(Stored items)
* start *

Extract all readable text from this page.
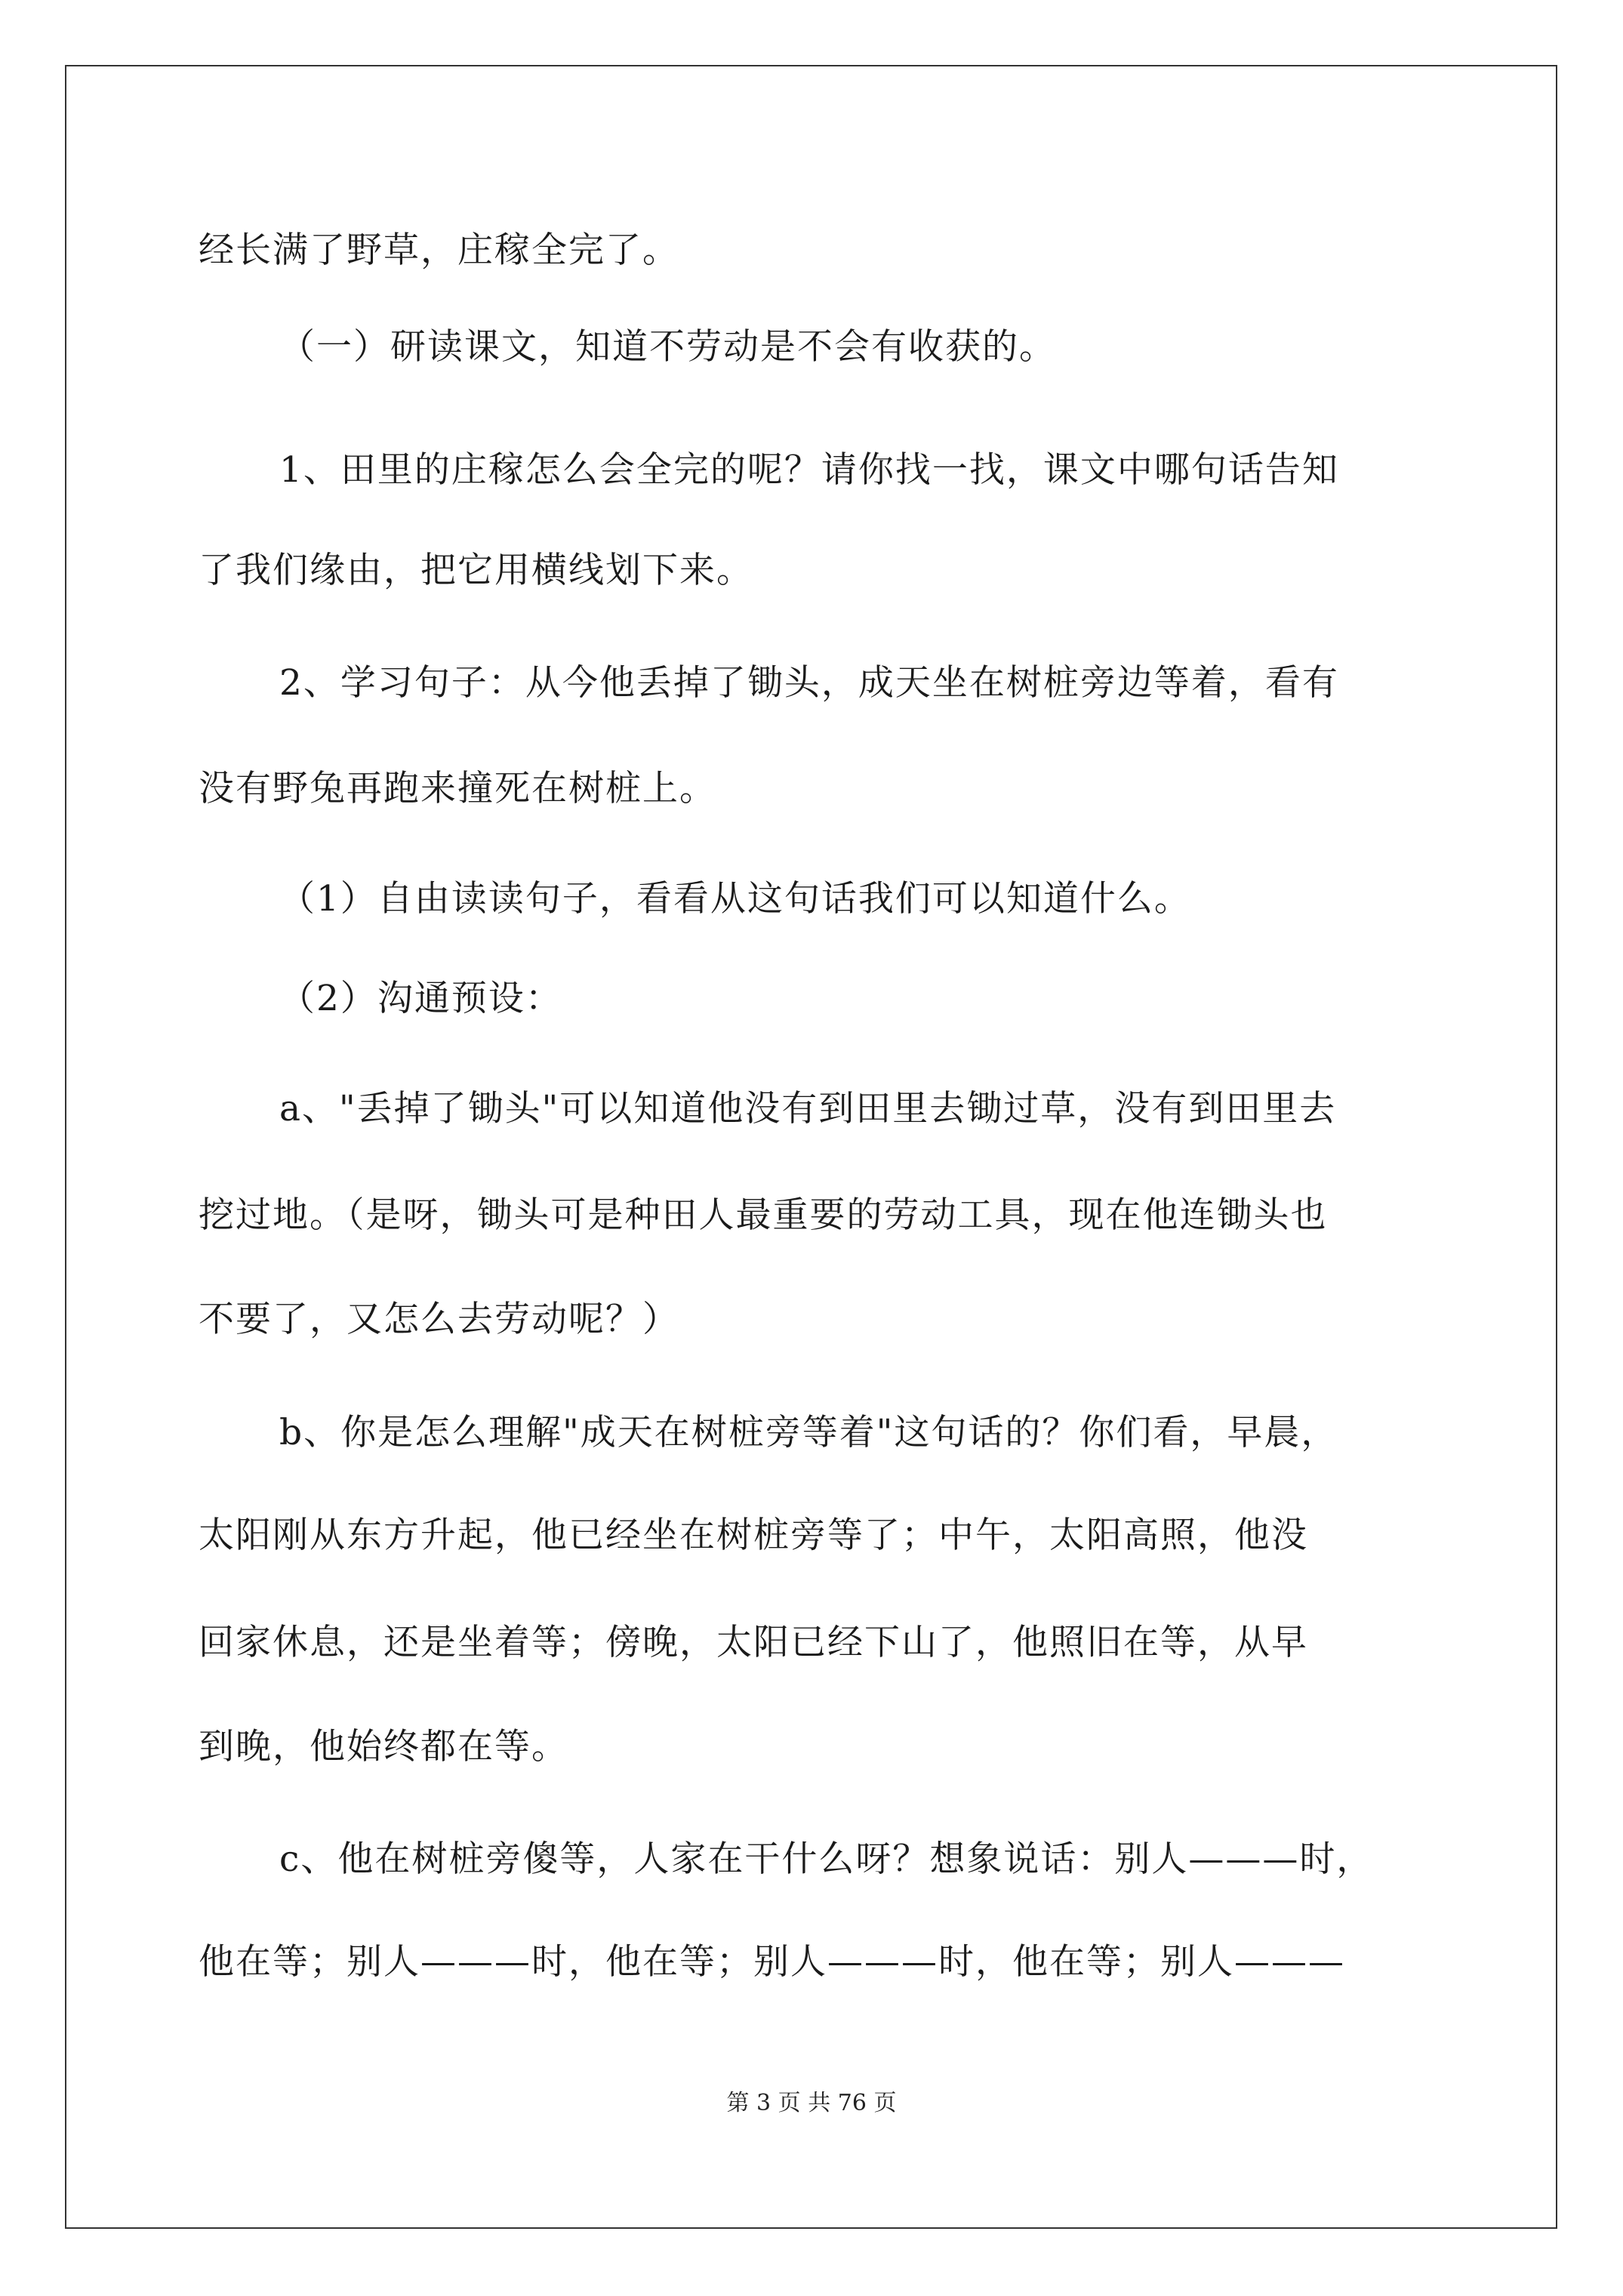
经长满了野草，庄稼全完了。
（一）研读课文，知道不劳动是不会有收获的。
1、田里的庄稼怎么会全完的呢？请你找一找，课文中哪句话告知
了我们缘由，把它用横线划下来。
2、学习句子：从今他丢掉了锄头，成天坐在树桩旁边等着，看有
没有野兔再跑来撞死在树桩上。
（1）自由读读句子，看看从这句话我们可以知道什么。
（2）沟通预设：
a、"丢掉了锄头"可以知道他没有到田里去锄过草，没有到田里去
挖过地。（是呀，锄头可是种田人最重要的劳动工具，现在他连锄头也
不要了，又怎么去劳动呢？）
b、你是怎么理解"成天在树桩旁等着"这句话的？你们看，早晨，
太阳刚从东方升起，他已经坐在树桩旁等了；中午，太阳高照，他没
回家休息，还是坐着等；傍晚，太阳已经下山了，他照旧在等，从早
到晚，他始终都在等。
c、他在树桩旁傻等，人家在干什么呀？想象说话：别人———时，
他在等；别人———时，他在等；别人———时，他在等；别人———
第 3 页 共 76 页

* end *
* start *

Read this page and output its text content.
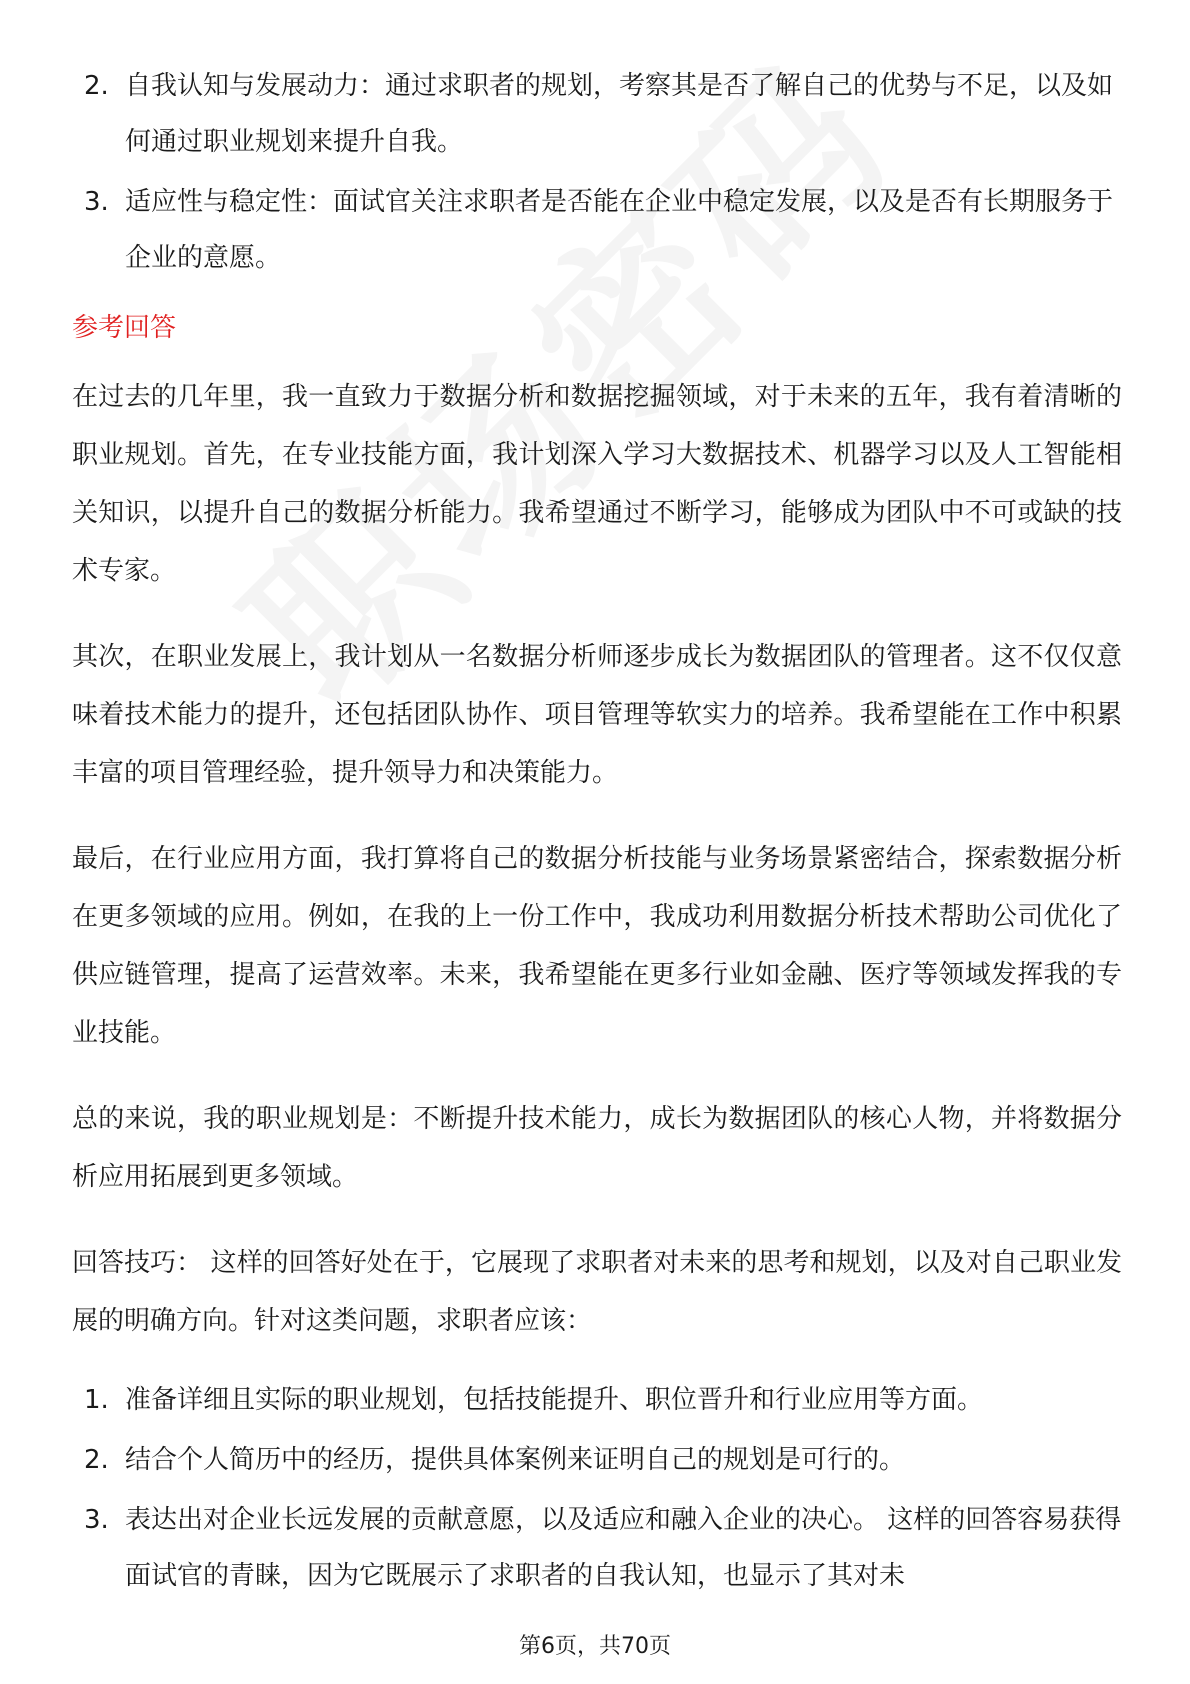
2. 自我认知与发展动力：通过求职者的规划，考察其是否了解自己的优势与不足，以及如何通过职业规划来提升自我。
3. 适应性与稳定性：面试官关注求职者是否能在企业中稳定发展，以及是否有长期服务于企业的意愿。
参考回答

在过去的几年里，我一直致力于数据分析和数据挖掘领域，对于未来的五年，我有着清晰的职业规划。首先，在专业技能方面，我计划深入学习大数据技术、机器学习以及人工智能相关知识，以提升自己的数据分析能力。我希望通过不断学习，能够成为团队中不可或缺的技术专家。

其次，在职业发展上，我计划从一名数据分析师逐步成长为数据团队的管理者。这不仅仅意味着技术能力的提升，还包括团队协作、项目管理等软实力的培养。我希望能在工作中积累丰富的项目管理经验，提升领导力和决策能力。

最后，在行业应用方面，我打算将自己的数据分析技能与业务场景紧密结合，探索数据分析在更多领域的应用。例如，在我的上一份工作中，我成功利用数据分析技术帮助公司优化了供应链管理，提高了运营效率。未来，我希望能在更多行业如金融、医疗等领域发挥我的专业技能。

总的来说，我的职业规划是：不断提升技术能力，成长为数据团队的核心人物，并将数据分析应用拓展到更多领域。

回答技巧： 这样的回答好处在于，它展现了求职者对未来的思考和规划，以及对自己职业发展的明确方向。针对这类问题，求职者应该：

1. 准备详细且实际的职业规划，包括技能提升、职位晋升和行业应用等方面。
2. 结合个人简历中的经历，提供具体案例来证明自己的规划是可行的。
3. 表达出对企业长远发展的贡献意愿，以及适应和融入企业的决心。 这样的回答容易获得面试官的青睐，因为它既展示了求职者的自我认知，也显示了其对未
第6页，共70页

* end *
* start *

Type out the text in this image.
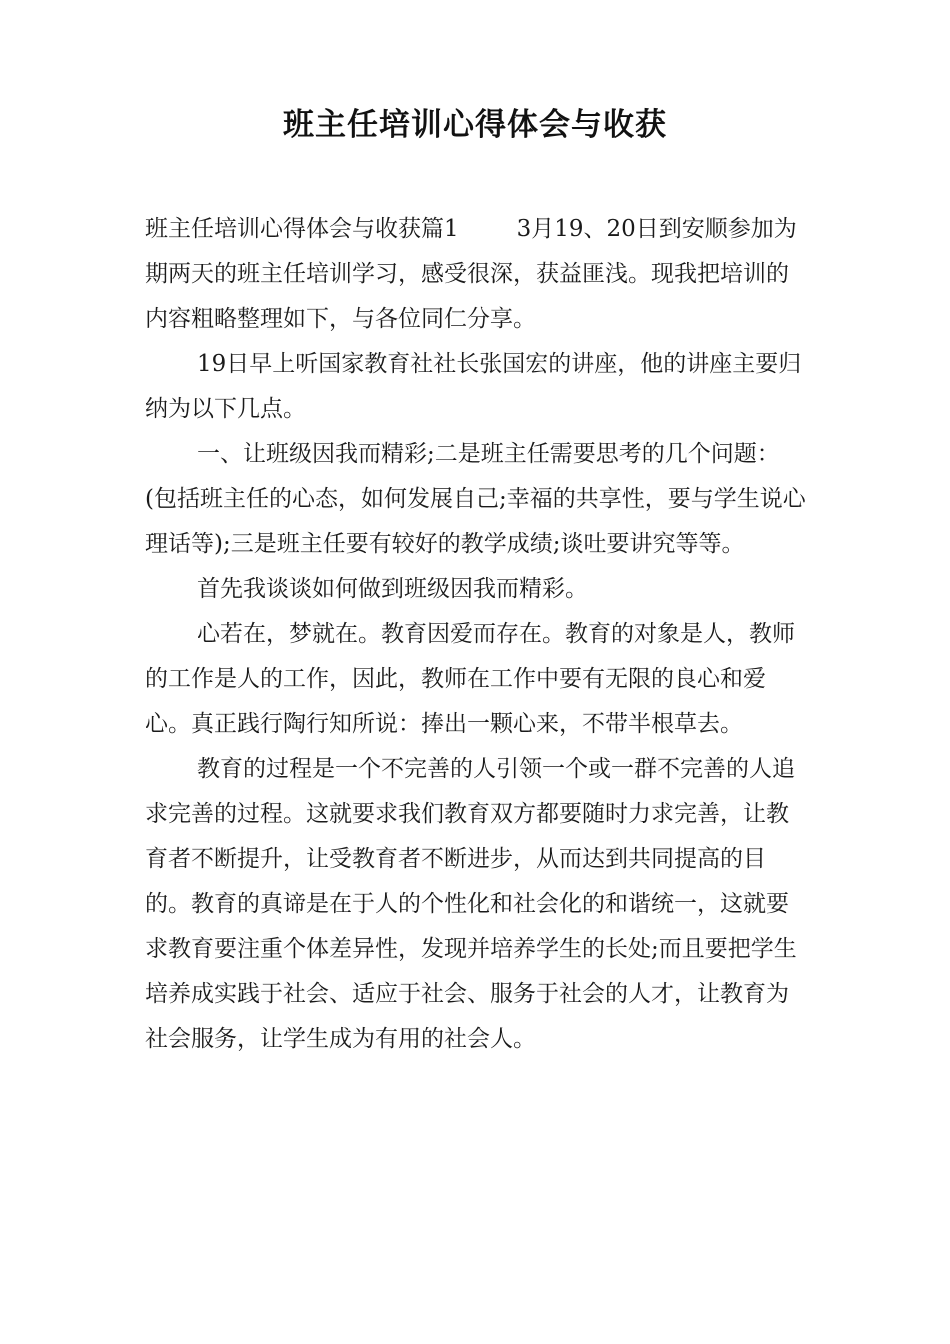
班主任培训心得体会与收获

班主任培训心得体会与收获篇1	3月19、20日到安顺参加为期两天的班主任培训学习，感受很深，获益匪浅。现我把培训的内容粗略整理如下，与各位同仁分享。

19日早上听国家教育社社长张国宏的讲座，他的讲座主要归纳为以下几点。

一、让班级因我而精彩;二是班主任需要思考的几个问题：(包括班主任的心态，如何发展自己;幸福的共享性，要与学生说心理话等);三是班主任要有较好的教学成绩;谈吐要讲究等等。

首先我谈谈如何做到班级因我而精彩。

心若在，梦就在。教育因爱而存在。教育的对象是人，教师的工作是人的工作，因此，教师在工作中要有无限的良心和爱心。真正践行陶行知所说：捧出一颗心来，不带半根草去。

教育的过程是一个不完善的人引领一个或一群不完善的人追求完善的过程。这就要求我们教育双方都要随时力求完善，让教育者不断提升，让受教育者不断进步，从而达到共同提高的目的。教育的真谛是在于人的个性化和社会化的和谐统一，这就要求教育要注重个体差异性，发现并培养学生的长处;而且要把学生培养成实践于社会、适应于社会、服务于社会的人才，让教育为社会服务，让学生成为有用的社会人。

* end *

> [Requirements]: Filter out every line that lacks the word "text", and copy the rest.

> [Expected answer]:
Extract all readable text from this page.
Read this page and output its text content.
Type out the text in this image.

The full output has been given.